Aim of the exercise:
Pick out all lines with the word "symbol" from the records that follow.

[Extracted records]
.....

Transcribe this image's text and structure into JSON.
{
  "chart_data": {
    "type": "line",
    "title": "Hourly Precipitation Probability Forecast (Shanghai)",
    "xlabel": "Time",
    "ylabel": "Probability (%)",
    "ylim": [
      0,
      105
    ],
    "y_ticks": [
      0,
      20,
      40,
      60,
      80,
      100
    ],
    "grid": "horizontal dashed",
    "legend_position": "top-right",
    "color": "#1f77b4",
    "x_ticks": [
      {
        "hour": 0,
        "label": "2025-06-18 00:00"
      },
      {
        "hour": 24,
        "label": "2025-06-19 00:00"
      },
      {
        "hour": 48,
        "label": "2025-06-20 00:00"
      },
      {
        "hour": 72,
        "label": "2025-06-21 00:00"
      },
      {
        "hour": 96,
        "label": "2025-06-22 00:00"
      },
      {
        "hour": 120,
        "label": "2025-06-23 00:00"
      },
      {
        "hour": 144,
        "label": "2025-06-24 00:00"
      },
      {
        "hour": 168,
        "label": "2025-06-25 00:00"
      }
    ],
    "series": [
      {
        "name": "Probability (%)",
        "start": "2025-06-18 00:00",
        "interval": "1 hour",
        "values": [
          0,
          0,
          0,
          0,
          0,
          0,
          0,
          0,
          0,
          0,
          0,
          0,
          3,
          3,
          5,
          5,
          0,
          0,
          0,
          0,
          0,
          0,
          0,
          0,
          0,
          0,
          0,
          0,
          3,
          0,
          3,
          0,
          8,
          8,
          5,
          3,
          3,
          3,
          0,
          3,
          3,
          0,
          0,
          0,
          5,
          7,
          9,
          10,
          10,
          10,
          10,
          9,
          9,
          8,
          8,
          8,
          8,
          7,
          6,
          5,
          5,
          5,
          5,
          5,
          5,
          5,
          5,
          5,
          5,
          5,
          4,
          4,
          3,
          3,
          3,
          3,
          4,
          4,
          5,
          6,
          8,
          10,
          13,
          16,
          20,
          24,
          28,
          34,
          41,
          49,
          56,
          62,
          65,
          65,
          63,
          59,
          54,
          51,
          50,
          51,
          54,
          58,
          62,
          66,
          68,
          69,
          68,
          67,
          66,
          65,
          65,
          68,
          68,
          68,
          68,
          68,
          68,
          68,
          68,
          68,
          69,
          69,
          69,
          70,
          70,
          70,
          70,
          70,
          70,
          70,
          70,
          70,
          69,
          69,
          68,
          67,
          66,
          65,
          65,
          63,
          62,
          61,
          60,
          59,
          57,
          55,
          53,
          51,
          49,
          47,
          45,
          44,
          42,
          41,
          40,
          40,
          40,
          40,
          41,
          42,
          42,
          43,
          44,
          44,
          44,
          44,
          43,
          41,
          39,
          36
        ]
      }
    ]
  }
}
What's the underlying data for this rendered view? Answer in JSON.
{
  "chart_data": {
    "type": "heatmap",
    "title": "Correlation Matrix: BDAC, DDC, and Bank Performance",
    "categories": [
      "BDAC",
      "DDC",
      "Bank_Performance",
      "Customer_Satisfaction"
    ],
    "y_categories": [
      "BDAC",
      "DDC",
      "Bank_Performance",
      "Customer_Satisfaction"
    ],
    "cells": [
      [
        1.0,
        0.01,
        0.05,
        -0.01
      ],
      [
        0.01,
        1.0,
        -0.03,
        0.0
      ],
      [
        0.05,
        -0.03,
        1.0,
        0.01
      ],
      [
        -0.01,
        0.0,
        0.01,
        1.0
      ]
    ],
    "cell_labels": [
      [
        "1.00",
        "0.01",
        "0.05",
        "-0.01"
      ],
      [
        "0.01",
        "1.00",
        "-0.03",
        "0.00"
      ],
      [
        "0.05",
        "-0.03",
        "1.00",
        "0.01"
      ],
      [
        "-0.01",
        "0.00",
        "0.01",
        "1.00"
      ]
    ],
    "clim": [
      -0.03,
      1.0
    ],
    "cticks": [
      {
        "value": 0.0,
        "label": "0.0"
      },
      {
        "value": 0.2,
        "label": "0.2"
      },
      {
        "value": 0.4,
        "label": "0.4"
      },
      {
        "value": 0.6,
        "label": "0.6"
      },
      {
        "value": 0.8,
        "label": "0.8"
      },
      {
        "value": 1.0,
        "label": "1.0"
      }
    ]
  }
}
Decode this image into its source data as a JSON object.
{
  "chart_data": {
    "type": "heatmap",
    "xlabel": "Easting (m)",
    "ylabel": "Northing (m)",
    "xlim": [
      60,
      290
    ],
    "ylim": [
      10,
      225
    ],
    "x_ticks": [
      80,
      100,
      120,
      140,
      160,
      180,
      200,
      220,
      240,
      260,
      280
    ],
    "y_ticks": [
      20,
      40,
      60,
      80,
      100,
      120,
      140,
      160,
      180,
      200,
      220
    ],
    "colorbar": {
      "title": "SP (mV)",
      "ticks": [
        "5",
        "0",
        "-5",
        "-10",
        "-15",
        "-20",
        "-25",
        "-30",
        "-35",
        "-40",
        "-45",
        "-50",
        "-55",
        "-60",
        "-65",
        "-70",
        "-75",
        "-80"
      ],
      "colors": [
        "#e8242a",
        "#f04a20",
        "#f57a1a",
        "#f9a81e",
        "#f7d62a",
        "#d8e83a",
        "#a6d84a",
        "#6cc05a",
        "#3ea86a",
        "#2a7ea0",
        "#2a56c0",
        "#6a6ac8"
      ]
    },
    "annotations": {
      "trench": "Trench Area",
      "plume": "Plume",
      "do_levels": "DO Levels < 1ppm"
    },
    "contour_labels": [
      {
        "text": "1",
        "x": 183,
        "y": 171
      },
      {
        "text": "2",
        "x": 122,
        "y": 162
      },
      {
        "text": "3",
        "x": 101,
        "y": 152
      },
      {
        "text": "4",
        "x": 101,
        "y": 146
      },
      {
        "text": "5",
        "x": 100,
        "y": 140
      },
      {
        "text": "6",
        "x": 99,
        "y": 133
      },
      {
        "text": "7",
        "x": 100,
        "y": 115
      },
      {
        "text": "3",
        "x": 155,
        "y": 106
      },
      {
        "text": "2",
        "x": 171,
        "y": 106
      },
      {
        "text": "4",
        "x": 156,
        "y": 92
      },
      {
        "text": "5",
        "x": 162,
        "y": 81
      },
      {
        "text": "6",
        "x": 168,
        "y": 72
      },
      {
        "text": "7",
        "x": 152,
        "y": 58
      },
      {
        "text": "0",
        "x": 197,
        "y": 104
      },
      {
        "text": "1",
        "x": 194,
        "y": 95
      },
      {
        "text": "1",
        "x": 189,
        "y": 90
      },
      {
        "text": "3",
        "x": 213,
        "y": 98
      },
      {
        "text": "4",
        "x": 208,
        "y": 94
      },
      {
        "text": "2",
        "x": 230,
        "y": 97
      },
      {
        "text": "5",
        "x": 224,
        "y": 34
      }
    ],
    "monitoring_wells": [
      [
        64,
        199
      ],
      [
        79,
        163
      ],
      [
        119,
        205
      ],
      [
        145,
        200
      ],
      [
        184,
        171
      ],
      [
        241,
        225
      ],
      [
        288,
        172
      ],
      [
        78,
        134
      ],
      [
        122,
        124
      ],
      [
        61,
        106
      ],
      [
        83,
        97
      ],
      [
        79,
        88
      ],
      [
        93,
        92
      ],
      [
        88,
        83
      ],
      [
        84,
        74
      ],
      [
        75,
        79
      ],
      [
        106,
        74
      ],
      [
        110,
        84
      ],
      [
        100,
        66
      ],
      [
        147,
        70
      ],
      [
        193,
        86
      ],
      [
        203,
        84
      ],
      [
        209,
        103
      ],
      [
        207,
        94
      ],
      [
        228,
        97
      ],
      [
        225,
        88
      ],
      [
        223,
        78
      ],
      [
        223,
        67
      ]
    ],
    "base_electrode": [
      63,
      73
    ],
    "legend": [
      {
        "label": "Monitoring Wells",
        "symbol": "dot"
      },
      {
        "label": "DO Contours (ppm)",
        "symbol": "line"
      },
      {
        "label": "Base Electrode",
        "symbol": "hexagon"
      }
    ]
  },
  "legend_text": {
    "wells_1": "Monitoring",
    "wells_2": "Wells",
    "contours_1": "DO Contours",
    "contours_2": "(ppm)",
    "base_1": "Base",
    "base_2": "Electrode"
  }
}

.....

Answer to the problem:
        "symbol": "dot"
        "symbol": "line"
        "symbol": "hexagon"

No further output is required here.